▸ To be done: Send back the entries below exactly as they appear.

▸ Supplied data:
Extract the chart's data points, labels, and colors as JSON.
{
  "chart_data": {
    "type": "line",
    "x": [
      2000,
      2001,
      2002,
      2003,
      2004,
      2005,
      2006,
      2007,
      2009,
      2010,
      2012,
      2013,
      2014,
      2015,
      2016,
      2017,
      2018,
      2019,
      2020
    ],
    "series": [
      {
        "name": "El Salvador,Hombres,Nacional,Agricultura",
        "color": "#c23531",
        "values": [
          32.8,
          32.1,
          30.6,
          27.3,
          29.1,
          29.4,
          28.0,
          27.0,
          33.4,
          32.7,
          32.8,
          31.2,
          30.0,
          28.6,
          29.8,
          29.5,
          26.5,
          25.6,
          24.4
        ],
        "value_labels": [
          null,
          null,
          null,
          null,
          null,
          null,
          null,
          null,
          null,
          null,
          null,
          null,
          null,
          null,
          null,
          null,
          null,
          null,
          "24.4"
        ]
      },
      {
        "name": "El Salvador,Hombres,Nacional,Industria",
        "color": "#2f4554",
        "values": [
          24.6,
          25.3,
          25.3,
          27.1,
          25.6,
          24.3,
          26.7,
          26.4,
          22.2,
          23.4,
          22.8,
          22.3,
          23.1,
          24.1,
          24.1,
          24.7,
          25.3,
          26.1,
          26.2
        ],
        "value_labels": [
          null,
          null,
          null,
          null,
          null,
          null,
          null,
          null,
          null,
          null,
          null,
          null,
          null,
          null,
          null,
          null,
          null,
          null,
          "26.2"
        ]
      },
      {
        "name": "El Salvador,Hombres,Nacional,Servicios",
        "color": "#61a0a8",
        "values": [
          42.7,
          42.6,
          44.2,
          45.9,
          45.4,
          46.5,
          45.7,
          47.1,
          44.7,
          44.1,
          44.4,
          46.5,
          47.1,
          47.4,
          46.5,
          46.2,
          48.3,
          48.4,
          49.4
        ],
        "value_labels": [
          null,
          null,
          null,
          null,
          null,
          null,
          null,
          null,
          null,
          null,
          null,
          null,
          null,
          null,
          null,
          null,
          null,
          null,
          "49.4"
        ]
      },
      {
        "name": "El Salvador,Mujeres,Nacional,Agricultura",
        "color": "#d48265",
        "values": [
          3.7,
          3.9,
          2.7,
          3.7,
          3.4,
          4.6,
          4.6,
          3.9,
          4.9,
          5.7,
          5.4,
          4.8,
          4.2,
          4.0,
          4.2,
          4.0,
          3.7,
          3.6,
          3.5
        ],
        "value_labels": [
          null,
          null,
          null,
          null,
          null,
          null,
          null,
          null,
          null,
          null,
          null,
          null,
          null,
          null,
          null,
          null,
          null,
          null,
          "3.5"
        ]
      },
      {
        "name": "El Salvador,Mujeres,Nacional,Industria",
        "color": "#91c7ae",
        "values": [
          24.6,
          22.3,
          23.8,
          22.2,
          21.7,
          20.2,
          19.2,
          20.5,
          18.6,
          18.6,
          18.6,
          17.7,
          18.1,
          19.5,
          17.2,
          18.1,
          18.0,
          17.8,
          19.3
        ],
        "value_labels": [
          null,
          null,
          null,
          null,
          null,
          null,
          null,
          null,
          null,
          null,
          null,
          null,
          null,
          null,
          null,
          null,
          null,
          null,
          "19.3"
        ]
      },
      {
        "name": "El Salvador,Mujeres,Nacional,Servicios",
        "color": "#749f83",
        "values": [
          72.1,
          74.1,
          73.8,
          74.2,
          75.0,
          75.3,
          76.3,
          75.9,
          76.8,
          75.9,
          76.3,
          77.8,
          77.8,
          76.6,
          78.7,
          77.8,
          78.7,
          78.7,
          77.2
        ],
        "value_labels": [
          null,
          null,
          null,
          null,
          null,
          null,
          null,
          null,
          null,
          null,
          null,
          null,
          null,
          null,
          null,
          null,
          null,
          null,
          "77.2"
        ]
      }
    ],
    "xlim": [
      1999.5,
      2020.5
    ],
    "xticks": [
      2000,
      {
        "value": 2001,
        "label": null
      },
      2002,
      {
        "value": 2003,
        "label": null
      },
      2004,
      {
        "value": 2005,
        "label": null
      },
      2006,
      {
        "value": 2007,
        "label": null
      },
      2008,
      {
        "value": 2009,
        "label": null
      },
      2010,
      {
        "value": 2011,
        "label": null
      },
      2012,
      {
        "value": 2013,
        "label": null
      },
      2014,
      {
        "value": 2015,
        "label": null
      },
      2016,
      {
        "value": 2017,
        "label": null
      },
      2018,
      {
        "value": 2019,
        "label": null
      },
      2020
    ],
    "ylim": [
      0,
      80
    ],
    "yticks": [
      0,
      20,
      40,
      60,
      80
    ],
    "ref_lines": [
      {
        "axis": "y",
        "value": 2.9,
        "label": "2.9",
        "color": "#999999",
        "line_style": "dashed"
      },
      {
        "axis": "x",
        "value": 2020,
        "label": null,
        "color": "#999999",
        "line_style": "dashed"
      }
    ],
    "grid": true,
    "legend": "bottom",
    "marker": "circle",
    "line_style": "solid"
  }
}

▸ Worked solution:
Extract the chart's data points, labels, and colors as JSON.
{
  "chart_data": {
    "type": "line",
    "x": [
      2000,
      2001,
      2002,
      2003,
      2004,
      2005,
      2006,
      2007,
      2009,
      2010,
      2012,
      2013,
      2014,
      2015,
      2016,
      2017,
      2018,
      2019,
      2020
    ],
    "series": [
      {
        "name": "El Salvador,Hombres,Nacional,Agricultura",
        "color": "#c23531",
        "values": [
          32.8,
          32.1,
          30.6,
          27.3,
          29.1,
          29.4,
          28.0,
          27.0,
          33.4,
          32.7,
          32.8,
          31.2,
          30.0,
          28.6,
          29.8,
          29.5,
          26.5,
          25.6,
          24.4
        ],
        "value_labels": [
          null,
          null,
          null,
          null,
          null,
          null,
          null,
          null,
          null,
          null,
          null,
          null,
          null,
          null,
          null,
          null,
          null,
          null,
          "24.4"
        ]
      },
      {
        "name": "El Salvador,Hombres,Nacional,Industria",
        "color": "#2f4554",
        "values": [
          24.6,
          25.3,
          25.3,
          27.1,
          25.6,
          24.3,
          26.7,
          26.4,
          22.2,
          23.4,
          22.8,
          22.3,
          23.1,
          24.1,
          24.1,
          24.7,
          25.3,
          26.1,
          26.2
        ],
        "value_labels": [
          null,
          null,
          null,
          null,
          null,
          null,
          null,
          null,
          null,
          null,
          null,
          null,
          null,
          null,
          null,
          null,
          null,
          null,
          "26.2"
        ]
      },
      {
        "name": "El Salvador,Hombres,Nacional,Servicios",
        "color": "#61a0a8",
        "values": [
          42.7,
          42.6,
          44.2,
          45.9,
          45.4,
          46.5,
          45.7,
          47.1,
          44.7,
          44.1,
          44.4,
          46.5,
          47.1,
          47.4,
          46.5,
          46.2,
          48.3,
          48.4,
          49.4
        ],
        "value_labels": [
          null,
          null,
          null,
          null,
          null,
          null,
          null,
          null,
          null,
          null,
          null,
          null,
          null,
          null,
          null,
          null,
          null,
          null,
          "49.4"
        ]
      },
      {
        "name": "El Salvador,Mujeres,Nacional,Agricultura",
        "color": "#d48265",
        "values": [
          3.7,
          3.9,
          2.7,
          3.7,
          3.4,
          4.6,
          4.6,
          3.9,
          4.9,
          5.7,
          5.4,
          4.8,
          4.2,
          4.0,
          4.2,
          4.0,
          3.7,
          3.6,
          3.5
        ],
        "value_labels": [
          null,
          null,
          null,
          null,
          null,
          null,
          null,
          null,
          null,
          null,
          null,
          null,
          null,
          null,
          null,
          null,
          null,
          null,
          "3.5"
        ]
      },
      {
        "name": "El Salvador,Mujeres,Nacional,Industria",
        "color": "#91c7ae",
        "values": [
          24.6,
          22.3,
          23.8,
          22.2,
          21.7,
          20.2,
          19.2,
          20.5,
          18.6,
          18.6,
          18.6,
          17.7,
          18.1,
          19.5,
          17.2,
          18.1,
          18.0,
          17.8,
          19.3
        ],
        "value_labels": [
          null,
          null,
          null,
          null,
          null,
          null,
          null,
          null,
          null,
          null,
          null,
          null,
          null,
          null,
          null,
          null,
          null,
          null,
          "19.3"
        ]
      },
      {
        "name": "El Salvador,Mujeres,Nacional,Servicios",
        "color": "#749f83",
        "values": [
          72.1,
          74.1,
          73.8,
          74.2,
          75.0,
          75.3,
          76.3,
          75.9,
          76.8,
          75.9,
          76.3,
          77.8,
          77.8,
          76.6,
          78.7,
          77.8,
          78.7,
          78.7,
          77.2
        ],
        "value_labels": [
          null,
          null,
          null,
          null,
          null,
          null,
          null,
          null,
          null,
          null,
          null,
          null,
          null,
          null,
          null,
          null,
          null,
          null,
          "77.2"
        ]
      }
    ],
    "xlim": [
      1999.5,
      2020.5
    ],
    "xticks": [
      2000,
      {
        "value": 2001,
        "label": null
      },
      2002,
      {
        "value": 2003,
        "label": null
      },
      2004,
      {
        "value": 2005,
        "label": null
      },
      2006,
      {
        "value": 2007,
        "label": null
      },
      2008,
      {
        "value": 2009,
        "label": null
      },
      2010,
      {
        "value": 2011,
        "label": null
      },
      2012,
      {
        "value": 2013,
        "label": null
      },
      2014,
      {
        "value": 2015,
        "label": null
      },
      2016,
      {
        "value": 2017,
        "label": null
      },
      2018,
      {
        "value": 2019,
        "label": null
      },
      2020
    ],
    "ylim": [
      0,
      80
    ],
    "yticks": [
      0,
      20,
      40,
      60,
      80
    ],
    "ref_lines": [
      {
        "axis": "y",
        "value": 2.9,
        "label": "2.9",
        "color": "#999999",
        "line_style": "dashed"
      },
      {
        "axis": "x",
        "value": 2020,
        "label": null,
        "color": "#999999",
        "line_style": "dashed"
      }
    ],
    "grid": true,
    "legend": "bottom",
    "marker": "circle",
    "line_style": "solid"
  }
}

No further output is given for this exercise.